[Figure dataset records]

────────────────

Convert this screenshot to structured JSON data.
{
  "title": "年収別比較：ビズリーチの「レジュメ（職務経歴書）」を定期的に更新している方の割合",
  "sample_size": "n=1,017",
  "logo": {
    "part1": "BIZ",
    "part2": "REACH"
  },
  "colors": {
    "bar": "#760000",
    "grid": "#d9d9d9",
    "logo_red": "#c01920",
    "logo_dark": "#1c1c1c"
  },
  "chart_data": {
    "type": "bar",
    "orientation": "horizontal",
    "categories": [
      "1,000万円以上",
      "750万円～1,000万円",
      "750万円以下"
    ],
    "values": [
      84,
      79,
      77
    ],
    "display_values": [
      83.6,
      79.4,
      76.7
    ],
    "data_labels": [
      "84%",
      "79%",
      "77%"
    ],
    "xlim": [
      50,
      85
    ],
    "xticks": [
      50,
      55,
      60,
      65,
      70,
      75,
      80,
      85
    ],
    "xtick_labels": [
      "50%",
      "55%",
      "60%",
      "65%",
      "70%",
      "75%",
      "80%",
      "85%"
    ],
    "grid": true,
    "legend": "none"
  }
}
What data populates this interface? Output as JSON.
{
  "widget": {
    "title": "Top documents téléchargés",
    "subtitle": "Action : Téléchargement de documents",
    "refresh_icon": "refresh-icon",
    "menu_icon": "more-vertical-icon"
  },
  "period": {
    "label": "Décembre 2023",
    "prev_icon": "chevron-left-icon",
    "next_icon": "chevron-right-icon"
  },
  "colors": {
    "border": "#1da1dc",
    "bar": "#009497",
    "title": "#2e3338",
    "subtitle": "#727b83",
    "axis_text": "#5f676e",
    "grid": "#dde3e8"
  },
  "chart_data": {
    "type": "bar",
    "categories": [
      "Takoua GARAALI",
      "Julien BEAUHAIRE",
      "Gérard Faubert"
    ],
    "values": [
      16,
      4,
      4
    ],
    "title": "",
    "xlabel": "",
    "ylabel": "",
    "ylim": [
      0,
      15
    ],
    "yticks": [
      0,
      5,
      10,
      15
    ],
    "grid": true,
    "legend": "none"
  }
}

────────────────

Your instructions
Copy the records above exactly.

Task response
Convert this screenshot to structured JSON data.
{
  "title": "年収別比較：ビズリーチの「レジュメ（職務経歴書）」を定期的に更新している方の割合",
  "sample_size": "n=1,017",
  "logo": {
    "part1": "BIZ",
    "part2": "REACH"
  },
  "colors": {
    "bar": "#760000",
    "grid": "#d9d9d9",
    "logo_red": "#c01920",
    "logo_dark": "#1c1c1c"
  },
  "chart_data": {
    "type": "bar",
    "orientation": "horizontal",
    "categories": [
      "1,000万円以上",
      "750万円～1,000万円",
      "750万円以下"
    ],
    "values": [
      84,
      79,
      77
    ],
    "display_values": [
      83.6,
      79.4,
      76.7
    ],
    "data_labels": [
      "84%",
      "79%",
      "77%"
    ],
    "xlim": [
      50,
      85
    ],
    "xticks": [
      50,
      55,
      60,
      65,
      70,
      75,
      80,
      85
    ],
    "xtick_labels": [
      "50%",
      "55%",
      "60%",
      "65%",
      "70%",
      "75%",
      "80%",
      "85%"
    ],
    "grid": true,
    "legend": "none"
  }
}
What data populates this interface? Output as JSON.
{
  "widget": {
    "title": "Top documents téléchargés",
    "subtitle": "Action : Téléchargement de documents",
    "refresh_icon": "refresh-icon",
    "menu_icon": "more-vertical-icon"
  },
  "period": {
    "label": "Décembre 2023",
    "prev_icon": "chevron-left-icon",
    "next_icon": "chevron-right-icon"
  },
  "colors": {
    "border": "#1da1dc",
    "bar": "#009497",
    "title": "#2e3338",
    "subtitle": "#727b83",
    "axis_text": "#5f676e",
    "grid": "#dde3e8"
  },
  "chart_data": {
    "type": "bar",
    "categories": [
      "Takoua GARAALI",
      "Julien BEAUHAIRE",
      "Gérard Faubert"
    ],
    "values": [
      16,
      4,
      4
    ],
    "title": "",
    "xlabel": "",
    "ylabel": "",
    "ylim": [
      0,
      15
    ],
    "yticks": [
      0,
      5,
      10,
      15
    ],
    "grid": true,
    "legend": "none"
  }
}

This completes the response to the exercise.